What the exercise asks
Provide nothing beyond the count of lines that include the string "JSON".

(Part of a data file)
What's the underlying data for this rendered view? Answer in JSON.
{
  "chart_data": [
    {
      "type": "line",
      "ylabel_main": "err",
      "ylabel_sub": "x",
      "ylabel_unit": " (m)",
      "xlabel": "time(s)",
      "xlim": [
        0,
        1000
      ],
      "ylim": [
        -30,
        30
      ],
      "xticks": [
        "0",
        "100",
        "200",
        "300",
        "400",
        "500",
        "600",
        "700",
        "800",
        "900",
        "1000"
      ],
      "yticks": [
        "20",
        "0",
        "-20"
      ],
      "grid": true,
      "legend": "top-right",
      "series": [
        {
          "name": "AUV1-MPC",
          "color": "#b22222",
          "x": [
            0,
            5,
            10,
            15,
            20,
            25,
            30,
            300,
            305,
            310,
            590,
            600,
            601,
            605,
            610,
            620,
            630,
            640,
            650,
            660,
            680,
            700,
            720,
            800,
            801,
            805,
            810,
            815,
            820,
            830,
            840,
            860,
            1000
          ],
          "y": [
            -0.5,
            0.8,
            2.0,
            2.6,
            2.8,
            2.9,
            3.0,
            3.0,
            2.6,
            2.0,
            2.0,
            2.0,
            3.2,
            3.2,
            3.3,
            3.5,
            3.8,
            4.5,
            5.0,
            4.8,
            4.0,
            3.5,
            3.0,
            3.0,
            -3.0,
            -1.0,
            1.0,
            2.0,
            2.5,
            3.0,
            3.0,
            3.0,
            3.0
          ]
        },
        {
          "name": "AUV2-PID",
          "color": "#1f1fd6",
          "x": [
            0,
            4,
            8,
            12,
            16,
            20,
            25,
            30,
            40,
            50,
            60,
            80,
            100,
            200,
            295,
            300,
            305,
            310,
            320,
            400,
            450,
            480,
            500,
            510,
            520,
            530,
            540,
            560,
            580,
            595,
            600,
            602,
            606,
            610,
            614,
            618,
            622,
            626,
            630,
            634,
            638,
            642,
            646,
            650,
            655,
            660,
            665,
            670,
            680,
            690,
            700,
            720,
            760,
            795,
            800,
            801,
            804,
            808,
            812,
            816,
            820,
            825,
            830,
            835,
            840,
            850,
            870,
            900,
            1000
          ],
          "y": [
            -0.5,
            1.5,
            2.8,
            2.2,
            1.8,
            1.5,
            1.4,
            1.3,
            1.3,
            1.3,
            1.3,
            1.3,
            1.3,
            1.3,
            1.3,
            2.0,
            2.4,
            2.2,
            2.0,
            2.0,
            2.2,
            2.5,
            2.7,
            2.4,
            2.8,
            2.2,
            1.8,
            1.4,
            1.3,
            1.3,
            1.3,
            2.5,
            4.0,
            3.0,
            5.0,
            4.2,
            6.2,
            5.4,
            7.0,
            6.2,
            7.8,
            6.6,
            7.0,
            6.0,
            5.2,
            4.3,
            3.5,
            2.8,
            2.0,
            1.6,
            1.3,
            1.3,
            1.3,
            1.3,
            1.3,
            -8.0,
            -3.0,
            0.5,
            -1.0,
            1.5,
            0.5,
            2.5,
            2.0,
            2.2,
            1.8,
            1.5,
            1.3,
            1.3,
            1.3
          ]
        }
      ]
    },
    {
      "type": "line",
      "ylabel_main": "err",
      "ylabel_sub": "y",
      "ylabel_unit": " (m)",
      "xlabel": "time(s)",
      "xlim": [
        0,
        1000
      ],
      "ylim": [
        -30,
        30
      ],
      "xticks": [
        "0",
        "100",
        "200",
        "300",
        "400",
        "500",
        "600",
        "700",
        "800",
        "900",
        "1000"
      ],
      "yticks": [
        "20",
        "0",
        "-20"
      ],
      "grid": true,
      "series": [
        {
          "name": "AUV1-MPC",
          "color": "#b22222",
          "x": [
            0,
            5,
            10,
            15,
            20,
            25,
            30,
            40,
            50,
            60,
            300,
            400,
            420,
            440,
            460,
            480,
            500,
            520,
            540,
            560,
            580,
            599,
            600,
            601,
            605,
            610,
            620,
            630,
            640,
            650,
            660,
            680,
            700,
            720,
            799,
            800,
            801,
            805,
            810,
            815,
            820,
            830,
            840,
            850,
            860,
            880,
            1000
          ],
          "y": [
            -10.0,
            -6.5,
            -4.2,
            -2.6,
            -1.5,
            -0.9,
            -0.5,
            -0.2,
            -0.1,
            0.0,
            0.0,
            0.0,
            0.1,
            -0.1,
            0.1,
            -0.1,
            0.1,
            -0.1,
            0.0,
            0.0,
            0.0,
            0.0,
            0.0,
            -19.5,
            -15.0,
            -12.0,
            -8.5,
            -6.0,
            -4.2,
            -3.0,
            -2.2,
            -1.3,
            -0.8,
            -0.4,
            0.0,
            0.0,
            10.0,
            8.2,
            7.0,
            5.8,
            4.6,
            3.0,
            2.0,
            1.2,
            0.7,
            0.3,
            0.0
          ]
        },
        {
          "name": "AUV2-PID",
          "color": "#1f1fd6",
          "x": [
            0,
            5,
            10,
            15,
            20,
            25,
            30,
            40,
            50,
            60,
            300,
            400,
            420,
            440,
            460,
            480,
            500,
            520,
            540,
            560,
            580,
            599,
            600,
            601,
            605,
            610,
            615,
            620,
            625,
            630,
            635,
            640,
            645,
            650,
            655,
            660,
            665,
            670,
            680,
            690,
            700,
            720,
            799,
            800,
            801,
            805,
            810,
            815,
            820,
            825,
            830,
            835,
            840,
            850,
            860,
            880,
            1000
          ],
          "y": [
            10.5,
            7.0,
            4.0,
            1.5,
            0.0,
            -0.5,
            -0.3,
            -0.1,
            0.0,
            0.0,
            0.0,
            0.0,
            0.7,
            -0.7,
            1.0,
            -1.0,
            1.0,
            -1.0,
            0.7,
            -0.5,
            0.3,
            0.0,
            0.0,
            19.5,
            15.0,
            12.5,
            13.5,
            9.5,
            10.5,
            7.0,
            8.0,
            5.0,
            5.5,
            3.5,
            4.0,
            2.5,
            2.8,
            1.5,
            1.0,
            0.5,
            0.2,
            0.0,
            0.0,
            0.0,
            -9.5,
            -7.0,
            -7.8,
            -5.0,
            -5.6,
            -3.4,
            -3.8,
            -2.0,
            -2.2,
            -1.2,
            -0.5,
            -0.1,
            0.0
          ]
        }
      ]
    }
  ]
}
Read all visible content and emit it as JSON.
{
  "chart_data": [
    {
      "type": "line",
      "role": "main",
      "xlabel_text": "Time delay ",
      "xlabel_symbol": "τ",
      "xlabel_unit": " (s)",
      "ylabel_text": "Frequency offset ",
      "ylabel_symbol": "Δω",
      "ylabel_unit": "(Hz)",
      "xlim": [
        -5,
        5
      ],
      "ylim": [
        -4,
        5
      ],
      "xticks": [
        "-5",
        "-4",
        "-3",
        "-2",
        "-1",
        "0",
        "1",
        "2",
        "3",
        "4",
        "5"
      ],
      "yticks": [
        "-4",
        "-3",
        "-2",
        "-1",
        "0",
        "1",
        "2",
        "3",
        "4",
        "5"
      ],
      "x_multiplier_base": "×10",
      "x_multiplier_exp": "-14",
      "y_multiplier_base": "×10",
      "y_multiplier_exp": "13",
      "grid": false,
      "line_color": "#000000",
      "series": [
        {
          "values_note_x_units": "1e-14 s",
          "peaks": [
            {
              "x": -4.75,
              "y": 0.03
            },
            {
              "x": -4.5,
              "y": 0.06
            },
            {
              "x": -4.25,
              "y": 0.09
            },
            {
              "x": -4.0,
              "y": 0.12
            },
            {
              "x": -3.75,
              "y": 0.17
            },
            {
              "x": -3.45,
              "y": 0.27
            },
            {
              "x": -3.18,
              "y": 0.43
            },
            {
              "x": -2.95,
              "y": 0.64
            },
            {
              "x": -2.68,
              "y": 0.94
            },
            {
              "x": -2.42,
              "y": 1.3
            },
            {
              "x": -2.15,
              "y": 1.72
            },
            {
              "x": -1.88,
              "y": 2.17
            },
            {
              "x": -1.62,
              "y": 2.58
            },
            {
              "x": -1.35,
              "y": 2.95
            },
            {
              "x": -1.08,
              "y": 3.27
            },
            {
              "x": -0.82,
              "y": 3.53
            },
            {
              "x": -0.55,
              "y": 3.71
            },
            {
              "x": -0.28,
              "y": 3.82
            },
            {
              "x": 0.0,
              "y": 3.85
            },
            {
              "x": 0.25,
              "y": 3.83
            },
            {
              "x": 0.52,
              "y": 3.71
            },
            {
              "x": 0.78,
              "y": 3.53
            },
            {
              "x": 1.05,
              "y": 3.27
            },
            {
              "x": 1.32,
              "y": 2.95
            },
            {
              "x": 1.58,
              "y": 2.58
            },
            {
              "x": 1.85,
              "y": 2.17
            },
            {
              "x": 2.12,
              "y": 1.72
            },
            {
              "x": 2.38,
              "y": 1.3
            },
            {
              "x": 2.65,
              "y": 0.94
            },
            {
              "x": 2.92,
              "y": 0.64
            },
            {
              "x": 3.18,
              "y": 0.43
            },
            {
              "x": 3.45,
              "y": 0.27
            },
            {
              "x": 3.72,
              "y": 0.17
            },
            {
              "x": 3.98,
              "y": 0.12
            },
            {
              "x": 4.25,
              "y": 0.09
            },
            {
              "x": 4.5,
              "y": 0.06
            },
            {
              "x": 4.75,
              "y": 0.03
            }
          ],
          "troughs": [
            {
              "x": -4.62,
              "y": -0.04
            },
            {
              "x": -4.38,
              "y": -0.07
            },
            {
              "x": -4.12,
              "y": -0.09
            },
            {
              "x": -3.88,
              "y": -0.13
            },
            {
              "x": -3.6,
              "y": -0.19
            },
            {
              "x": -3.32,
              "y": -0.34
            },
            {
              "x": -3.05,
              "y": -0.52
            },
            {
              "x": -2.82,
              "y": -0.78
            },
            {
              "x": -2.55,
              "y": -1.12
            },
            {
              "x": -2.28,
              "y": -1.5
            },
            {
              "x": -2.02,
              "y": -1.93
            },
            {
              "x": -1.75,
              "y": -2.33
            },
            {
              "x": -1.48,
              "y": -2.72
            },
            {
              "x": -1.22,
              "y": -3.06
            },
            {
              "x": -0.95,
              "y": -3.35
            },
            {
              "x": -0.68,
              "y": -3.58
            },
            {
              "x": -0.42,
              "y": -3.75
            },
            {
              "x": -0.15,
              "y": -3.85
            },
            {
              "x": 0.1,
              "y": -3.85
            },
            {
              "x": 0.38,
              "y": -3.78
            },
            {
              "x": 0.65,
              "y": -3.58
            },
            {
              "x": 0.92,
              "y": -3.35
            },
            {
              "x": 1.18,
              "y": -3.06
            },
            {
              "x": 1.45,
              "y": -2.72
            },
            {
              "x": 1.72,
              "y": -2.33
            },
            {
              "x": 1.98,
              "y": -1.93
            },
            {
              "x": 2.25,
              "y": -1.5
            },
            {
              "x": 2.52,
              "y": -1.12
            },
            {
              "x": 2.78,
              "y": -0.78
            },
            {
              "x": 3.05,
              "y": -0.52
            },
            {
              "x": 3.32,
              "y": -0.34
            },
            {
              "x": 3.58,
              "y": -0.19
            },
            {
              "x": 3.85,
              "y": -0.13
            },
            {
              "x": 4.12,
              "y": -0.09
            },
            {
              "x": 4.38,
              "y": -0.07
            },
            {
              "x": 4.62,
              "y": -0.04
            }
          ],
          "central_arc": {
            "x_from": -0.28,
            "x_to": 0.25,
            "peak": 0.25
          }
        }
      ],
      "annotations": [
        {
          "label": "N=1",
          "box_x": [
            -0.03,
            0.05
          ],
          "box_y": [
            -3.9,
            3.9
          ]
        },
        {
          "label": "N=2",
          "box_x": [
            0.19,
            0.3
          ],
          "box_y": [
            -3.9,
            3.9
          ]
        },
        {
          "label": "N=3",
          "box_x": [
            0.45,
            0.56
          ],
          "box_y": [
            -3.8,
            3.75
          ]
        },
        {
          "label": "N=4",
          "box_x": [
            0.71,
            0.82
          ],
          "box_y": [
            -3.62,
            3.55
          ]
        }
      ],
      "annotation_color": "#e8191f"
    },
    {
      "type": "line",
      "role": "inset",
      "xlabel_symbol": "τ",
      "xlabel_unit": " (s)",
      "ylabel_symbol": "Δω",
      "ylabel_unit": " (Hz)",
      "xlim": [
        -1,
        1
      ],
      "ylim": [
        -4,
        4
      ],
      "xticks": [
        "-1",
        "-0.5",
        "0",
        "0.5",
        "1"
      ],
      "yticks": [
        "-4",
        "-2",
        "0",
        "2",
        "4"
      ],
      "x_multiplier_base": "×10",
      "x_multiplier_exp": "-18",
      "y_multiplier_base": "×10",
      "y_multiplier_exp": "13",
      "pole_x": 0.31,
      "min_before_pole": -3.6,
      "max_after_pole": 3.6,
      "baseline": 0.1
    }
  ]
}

Written reply
2